Set task
Locate all lines with the word "this" and copy them out.

------------------------------------------------------------

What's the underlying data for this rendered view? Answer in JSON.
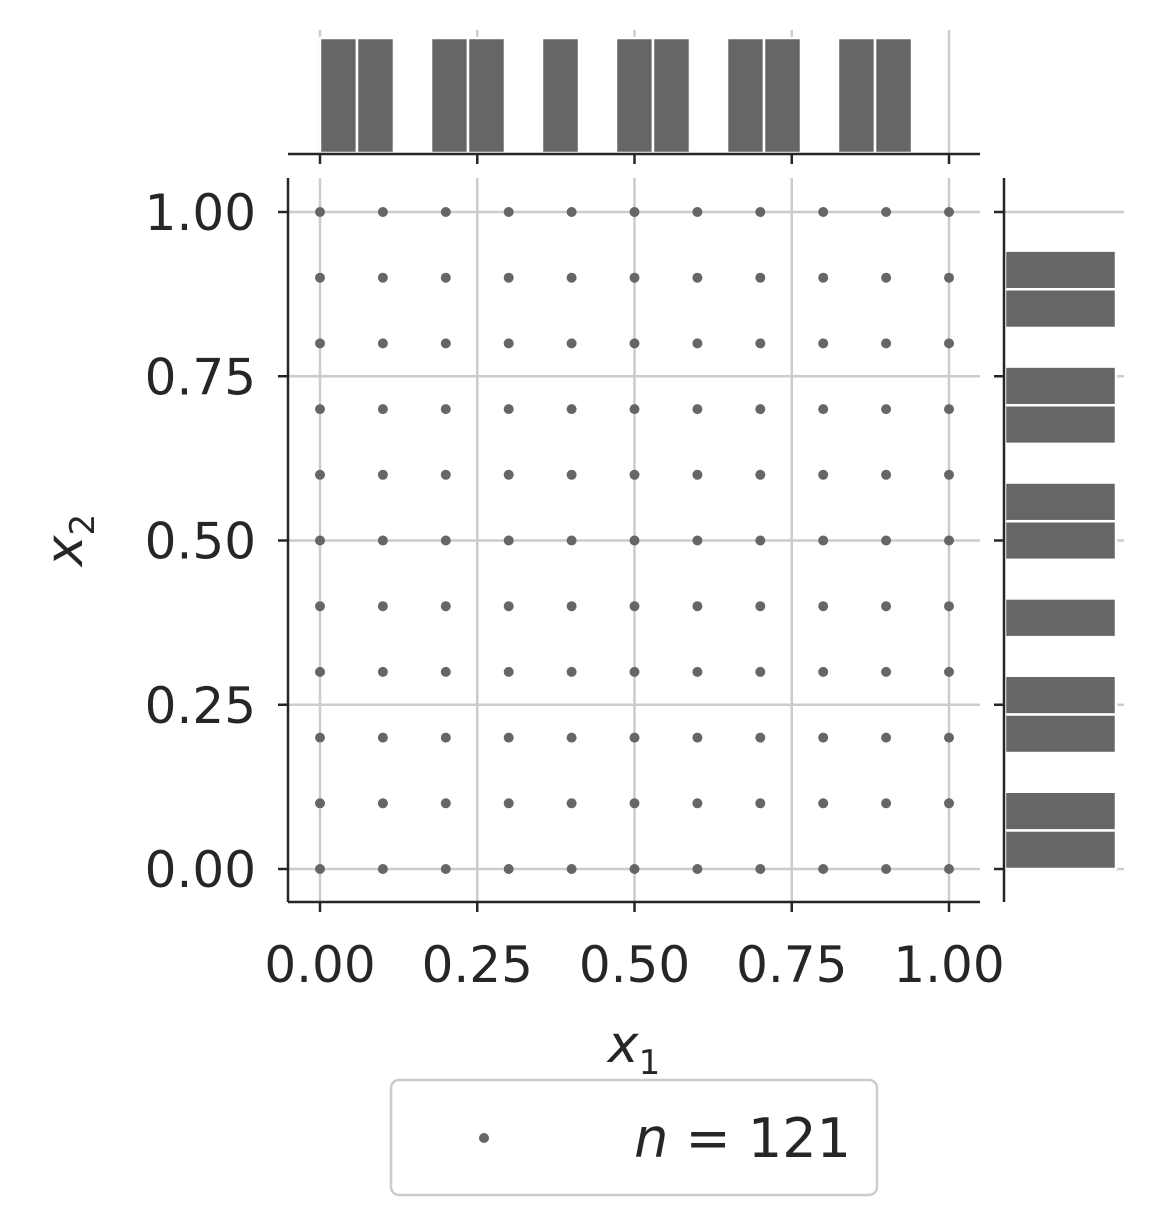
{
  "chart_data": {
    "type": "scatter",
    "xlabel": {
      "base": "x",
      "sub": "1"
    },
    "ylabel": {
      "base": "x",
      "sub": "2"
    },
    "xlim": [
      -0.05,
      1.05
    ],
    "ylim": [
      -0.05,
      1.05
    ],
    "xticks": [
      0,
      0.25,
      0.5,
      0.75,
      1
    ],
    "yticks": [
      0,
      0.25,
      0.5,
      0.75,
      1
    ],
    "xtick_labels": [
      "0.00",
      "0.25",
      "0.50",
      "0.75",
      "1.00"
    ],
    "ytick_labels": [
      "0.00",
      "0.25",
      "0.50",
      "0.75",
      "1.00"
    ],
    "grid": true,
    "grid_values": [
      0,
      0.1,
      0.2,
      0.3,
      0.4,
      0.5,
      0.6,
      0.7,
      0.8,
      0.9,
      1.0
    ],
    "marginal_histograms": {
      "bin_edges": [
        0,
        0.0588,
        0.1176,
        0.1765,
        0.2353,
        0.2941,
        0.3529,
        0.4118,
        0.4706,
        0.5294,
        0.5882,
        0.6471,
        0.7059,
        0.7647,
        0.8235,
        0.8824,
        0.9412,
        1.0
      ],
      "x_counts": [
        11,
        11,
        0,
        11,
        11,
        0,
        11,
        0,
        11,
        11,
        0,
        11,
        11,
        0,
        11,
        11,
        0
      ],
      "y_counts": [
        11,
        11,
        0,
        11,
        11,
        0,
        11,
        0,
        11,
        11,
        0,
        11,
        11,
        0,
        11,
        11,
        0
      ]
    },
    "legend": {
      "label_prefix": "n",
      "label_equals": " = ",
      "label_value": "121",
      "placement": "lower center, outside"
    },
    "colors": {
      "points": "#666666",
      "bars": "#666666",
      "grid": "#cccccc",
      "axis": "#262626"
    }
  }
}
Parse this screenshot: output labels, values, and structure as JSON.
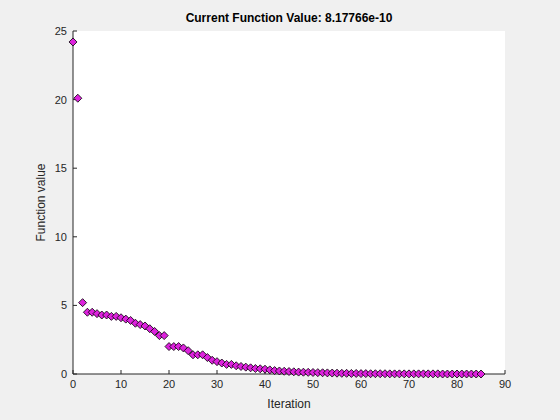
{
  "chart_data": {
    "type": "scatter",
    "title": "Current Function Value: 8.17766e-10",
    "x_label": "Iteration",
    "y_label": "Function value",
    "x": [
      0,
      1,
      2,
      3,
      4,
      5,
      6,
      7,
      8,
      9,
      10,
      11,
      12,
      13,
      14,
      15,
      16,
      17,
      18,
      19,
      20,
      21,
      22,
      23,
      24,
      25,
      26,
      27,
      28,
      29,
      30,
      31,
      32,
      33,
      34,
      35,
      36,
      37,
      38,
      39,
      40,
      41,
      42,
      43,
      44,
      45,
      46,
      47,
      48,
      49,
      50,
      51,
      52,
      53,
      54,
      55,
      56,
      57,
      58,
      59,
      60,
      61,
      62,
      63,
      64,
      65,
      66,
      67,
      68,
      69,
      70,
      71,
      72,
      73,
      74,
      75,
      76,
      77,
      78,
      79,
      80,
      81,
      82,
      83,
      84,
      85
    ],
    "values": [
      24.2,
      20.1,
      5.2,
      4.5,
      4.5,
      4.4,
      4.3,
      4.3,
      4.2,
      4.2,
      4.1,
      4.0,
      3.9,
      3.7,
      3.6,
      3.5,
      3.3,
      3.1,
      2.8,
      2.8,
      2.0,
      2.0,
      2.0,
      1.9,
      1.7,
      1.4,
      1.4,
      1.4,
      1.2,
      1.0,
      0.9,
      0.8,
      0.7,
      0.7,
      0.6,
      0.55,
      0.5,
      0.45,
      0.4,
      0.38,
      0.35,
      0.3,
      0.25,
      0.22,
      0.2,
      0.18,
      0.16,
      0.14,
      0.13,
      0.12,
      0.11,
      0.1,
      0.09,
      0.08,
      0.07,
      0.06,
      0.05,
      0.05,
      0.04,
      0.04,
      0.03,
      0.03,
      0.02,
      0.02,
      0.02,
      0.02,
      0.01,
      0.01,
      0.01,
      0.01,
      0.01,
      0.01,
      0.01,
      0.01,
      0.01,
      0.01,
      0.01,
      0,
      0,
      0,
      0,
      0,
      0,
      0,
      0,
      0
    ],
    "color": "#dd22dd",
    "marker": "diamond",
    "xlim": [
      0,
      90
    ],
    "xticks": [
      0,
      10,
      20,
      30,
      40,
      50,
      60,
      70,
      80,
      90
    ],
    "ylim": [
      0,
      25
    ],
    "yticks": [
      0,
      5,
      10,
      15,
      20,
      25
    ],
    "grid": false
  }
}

------------------------------------------------------------

Exercise answer
What's the underlying data for this rendered view? Answer in JSON.
Parse this screenshot: output labels, values, and structure as JSON.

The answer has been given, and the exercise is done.